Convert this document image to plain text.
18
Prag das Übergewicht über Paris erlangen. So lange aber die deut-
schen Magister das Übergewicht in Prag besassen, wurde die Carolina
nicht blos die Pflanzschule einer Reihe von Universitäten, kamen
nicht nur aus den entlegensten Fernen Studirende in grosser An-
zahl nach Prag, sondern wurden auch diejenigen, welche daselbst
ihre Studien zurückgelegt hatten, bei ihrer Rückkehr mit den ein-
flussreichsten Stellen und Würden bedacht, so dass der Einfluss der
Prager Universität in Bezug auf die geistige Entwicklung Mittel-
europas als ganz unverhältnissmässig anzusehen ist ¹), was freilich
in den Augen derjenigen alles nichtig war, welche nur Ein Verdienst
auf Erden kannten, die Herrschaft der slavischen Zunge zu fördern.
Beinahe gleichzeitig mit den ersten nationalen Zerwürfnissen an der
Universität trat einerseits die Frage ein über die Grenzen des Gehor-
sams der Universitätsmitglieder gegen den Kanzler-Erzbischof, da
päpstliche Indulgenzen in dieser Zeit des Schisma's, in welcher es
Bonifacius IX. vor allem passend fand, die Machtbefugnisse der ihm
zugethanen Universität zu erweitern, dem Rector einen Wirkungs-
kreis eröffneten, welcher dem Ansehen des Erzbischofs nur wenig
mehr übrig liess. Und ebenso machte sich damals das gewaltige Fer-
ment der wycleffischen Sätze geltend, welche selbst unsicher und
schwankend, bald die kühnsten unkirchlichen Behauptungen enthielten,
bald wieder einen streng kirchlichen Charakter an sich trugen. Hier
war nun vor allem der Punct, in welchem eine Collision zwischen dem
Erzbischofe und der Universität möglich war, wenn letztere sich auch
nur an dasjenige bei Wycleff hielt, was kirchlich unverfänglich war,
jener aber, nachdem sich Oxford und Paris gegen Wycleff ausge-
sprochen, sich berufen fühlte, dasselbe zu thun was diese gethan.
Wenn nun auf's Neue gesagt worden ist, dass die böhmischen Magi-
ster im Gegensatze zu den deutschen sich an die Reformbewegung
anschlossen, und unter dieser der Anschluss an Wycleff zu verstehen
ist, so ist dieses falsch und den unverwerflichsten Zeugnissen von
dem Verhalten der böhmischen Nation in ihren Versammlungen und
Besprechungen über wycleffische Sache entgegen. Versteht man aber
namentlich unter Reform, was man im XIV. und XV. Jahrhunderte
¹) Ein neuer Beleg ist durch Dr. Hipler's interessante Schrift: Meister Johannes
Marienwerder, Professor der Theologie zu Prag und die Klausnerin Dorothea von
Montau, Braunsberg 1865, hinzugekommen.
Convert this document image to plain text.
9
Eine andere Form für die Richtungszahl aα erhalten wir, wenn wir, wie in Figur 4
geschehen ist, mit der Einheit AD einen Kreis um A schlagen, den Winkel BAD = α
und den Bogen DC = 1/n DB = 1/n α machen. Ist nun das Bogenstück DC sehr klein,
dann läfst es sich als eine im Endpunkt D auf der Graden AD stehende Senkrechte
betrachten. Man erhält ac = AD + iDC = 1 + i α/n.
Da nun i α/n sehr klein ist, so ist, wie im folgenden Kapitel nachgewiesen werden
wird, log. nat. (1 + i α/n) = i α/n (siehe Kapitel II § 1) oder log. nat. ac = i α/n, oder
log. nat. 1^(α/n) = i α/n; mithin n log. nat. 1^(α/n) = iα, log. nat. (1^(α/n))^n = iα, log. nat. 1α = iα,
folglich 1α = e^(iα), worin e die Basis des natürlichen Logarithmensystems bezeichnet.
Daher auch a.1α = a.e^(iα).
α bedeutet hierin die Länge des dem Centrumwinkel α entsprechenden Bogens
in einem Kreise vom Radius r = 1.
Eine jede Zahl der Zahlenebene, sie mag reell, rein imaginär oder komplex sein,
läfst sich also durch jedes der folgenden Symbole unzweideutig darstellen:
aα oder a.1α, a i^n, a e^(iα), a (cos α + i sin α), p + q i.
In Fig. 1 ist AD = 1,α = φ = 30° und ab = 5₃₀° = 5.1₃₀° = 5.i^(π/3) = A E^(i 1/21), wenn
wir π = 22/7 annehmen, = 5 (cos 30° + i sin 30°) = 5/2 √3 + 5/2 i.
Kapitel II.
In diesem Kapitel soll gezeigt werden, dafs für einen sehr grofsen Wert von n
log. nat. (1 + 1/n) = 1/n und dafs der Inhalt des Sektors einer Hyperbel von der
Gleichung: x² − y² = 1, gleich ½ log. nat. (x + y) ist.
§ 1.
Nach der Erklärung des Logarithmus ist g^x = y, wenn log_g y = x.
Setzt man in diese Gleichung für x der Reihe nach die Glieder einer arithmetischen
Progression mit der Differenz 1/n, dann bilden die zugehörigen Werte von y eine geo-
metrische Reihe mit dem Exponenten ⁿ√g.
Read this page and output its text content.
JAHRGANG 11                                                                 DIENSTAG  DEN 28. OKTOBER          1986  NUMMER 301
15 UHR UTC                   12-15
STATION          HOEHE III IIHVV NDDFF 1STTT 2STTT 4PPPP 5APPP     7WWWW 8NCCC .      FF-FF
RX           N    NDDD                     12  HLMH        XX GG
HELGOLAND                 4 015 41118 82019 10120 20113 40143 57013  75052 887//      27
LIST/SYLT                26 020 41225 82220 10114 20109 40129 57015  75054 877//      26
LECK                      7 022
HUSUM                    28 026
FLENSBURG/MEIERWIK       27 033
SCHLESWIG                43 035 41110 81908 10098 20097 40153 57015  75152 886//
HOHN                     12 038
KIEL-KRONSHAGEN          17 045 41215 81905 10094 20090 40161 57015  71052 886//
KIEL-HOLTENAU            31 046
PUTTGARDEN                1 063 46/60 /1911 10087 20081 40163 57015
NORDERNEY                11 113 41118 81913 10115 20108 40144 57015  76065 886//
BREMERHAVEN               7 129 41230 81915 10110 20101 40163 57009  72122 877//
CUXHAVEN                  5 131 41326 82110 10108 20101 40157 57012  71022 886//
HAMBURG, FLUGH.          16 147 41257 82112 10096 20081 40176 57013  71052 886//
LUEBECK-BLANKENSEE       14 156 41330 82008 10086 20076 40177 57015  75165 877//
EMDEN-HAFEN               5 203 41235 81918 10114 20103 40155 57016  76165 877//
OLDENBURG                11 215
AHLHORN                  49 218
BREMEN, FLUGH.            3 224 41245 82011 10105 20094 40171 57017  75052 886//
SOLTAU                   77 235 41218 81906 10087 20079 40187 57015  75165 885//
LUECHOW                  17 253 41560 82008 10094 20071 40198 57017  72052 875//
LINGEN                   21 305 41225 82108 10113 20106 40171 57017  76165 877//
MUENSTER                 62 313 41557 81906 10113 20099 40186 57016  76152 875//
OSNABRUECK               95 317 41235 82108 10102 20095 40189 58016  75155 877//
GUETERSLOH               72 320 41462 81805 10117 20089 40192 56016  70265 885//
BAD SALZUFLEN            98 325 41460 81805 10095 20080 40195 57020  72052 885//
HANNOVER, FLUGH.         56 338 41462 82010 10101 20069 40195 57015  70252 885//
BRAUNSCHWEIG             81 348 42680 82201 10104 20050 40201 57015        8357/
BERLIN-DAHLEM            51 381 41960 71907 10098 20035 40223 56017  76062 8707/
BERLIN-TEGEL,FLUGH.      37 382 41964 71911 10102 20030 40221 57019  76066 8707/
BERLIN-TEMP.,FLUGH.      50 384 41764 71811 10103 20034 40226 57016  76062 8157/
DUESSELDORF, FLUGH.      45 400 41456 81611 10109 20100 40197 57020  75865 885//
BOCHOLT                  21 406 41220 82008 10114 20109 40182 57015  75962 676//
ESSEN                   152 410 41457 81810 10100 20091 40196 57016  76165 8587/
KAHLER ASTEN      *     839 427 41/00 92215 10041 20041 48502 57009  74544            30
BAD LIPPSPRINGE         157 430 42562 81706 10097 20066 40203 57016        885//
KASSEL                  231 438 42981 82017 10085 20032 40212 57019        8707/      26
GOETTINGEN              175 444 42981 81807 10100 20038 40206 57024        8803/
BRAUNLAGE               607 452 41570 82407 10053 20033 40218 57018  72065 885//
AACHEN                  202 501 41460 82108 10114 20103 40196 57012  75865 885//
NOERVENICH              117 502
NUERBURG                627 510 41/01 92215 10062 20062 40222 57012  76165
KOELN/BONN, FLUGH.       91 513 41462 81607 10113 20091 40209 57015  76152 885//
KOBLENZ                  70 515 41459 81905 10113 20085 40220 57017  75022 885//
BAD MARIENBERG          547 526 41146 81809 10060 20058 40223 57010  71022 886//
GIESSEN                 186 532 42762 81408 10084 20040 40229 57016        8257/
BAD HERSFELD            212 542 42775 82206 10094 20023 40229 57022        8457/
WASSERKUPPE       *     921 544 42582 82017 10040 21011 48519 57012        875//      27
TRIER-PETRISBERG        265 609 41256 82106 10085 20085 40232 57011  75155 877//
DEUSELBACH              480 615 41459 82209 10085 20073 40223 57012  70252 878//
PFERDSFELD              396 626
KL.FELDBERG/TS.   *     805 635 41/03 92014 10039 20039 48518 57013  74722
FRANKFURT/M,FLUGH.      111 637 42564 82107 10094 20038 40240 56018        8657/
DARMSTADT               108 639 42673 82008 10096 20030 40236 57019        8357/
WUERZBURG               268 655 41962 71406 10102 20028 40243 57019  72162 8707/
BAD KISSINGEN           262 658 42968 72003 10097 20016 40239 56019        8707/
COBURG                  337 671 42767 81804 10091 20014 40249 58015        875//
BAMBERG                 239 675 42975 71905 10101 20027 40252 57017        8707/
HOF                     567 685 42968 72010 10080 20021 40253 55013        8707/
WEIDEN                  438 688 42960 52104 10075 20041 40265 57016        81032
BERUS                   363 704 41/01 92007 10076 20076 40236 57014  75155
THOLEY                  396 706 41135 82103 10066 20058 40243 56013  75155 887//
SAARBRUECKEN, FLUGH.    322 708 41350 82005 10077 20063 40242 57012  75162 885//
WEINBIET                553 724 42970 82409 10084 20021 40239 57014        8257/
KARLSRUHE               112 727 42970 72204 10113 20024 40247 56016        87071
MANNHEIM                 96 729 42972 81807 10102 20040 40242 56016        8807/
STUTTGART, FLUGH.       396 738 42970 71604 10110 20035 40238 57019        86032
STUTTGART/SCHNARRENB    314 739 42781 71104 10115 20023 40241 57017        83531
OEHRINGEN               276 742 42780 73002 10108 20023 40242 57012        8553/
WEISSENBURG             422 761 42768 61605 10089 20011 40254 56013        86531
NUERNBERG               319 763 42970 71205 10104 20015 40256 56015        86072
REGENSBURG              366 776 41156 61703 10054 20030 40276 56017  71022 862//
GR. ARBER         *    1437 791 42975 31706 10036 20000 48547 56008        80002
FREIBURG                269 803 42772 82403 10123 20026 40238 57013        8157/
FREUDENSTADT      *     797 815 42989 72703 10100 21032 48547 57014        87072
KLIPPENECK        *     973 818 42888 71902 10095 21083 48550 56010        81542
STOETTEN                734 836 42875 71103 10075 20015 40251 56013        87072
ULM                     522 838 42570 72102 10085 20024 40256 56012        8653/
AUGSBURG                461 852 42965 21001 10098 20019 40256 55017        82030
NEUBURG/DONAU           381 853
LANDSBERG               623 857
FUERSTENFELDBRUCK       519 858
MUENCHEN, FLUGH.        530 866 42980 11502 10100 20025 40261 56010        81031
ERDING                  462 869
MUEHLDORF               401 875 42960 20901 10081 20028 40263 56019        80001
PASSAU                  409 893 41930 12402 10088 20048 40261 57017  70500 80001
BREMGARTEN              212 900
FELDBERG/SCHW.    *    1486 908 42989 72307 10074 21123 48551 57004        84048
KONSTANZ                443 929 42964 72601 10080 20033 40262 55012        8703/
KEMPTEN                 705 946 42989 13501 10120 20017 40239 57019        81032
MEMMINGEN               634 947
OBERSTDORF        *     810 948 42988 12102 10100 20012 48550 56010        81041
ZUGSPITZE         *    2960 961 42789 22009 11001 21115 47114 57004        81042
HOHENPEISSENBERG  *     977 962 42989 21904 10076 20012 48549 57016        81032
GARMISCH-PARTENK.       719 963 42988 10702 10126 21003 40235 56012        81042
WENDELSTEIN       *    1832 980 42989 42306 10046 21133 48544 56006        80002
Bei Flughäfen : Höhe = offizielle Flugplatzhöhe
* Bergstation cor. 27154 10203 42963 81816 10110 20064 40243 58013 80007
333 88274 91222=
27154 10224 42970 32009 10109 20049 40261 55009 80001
☆ ☆ ☆ ☆ ☆
- Goal
Where a line above contains the string "dann", copy that line.

- Problem solution
dann läfst es sich als eine im Endpunkt D auf der Graden AD stehende Senkrechte
Progression mit der Differenz 1/n, dann bilden die zugehörigen Werte von y eine geo-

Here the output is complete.